**Exercise brief**
In the records below, pick out all lines containing the word "last".

**Task inputs**
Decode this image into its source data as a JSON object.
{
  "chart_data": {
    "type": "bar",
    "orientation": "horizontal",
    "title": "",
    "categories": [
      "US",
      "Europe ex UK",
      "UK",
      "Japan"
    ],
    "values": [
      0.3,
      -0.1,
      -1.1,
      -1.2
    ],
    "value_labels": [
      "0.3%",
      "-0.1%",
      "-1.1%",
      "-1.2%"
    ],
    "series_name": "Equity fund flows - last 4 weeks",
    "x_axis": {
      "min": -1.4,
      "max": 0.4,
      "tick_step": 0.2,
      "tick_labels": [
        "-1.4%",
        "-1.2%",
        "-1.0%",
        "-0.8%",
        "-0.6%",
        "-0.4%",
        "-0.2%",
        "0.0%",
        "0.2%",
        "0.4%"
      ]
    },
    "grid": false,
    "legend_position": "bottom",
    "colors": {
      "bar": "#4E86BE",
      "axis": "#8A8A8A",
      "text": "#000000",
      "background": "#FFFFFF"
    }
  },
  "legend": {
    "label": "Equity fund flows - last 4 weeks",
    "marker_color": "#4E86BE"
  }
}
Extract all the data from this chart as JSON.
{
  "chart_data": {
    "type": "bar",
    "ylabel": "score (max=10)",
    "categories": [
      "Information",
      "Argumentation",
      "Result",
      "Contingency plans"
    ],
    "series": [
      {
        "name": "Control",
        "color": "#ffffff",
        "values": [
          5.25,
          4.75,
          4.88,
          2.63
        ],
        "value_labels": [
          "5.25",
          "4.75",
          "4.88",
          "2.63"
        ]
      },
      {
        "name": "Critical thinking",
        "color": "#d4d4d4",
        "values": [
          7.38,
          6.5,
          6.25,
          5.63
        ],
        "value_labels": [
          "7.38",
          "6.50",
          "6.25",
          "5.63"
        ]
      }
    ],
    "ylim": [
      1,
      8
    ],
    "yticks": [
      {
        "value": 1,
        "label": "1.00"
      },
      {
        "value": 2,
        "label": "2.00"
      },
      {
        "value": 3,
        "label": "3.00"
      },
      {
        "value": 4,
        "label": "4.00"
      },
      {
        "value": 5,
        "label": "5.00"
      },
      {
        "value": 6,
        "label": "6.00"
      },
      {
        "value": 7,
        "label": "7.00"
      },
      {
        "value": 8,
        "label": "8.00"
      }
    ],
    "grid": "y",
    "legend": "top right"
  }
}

**Solution to this problem**
    "series_name": "Equity fund flows - last 4 weeks",
    "label": "Equity fund flows - last 4 weeks",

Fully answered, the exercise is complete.